◆ TASK INSTRUCTIONS:
Return all the data, word for word.

--- START THE INPUT ---

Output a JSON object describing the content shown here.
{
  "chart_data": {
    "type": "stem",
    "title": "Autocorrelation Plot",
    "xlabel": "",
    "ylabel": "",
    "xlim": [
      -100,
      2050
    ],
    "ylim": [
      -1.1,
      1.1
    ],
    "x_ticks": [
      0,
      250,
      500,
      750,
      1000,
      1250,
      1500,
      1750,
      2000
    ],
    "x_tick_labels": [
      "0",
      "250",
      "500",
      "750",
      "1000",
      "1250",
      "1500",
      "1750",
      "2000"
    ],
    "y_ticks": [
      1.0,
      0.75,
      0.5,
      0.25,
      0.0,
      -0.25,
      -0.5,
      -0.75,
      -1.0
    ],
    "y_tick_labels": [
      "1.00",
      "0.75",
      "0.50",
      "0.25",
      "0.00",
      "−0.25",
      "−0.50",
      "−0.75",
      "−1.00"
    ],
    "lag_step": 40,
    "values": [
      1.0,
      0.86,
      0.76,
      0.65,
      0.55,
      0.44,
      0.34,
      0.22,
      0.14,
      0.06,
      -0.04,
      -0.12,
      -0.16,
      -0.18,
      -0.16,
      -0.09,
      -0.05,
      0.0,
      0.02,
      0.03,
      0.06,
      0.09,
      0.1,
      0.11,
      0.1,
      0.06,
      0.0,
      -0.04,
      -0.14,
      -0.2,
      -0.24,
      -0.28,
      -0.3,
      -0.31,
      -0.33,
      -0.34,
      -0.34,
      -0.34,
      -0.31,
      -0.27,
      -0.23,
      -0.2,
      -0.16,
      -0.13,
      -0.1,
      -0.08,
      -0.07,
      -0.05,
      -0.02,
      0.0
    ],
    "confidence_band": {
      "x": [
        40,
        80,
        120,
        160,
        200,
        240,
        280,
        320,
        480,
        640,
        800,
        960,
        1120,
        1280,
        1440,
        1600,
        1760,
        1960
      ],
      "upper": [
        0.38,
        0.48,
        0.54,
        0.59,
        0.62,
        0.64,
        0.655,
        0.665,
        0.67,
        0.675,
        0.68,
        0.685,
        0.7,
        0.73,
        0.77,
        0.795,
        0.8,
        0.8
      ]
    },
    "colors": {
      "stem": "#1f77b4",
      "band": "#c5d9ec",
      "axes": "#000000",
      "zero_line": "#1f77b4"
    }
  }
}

--- END THE INPUT ---

◆ EXERCISE ANSWER:
Output a JSON object describing the content shown here.
{
  "chart_data": {
    "type": "stem",
    "title": "Autocorrelation Plot",
    "xlabel": "",
    "ylabel": "",
    "xlim": [
      -100,
      2050
    ],
    "ylim": [
      -1.1,
      1.1
    ],
    "x_ticks": [
      0,
      250,
      500,
      750,
      1000,
      1250,
      1500,
      1750,
      2000
    ],
    "x_tick_labels": [
      "0",
      "250",
      "500",
      "750",
      "1000",
      "1250",
      "1500",
      "1750",
      "2000"
    ],
    "y_ticks": [
      1.0,
      0.75,
      0.5,
      0.25,
      0.0,
      -0.25,
      -0.5,
      -0.75,
      -1.0
    ],
    "y_tick_labels": [
      "1.00",
      "0.75",
      "0.50",
      "0.25",
      "0.00",
      "−0.25",
      "−0.50",
      "−0.75",
      "−1.00"
    ],
    "lag_step": 40,
    "values": [
      1.0,
      0.86,
      0.76,
      0.65,
      0.55,
      0.44,
      0.34,
      0.22,
      0.14,
      0.06,
      -0.04,
      -0.12,
      -0.16,
      -0.18,
      -0.16,
      -0.09,
      -0.05,
      0.0,
      0.02,
      0.03,
      0.06,
      0.09,
      0.1,
      0.11,
      0.1,
      0.06,
      0.0,
      -0.04,
      -0.14,
      -0.2,
      -0.24,
      -0.28,
      -0.3,
      -0.31,
      -0.33,
      -0.34,
      -0.34,
      -0.34,
      -0.31,
      -0.27,
      -0.23,
      -0.2,
      -0.16,
      -0.13,
      -0.1,
      -0.08,
      -0.07,
      -0.05,
      -0.02,
      0.0
    ],
    "confidence_band": {
      "x": [
        40,
        80,
        120,
        160,
        200,
        240,
        280,
        320,
        480,
        640,
        800,
        960,
        1120,
        1280,
        1440,
        1600,
        1760,
        1960
      ],
      "upper": [
        0.38,
        0.48,
        0.54,
        0.59,
        0.62,
        0.64,
        0.655,
        0.665,
        0.67,
        0.675,
        0.68,
        0.685,
        0.7,
        0.73,
        0.77,
        0.795,
        0.8,
        0.8
      ]
    },
    "colors": {
      "stem": "#1f77b4",
      "band": "#c5d9ec",
      "axes": "#000000",
      "zero_line": "#1f77b4"
    }
  }
}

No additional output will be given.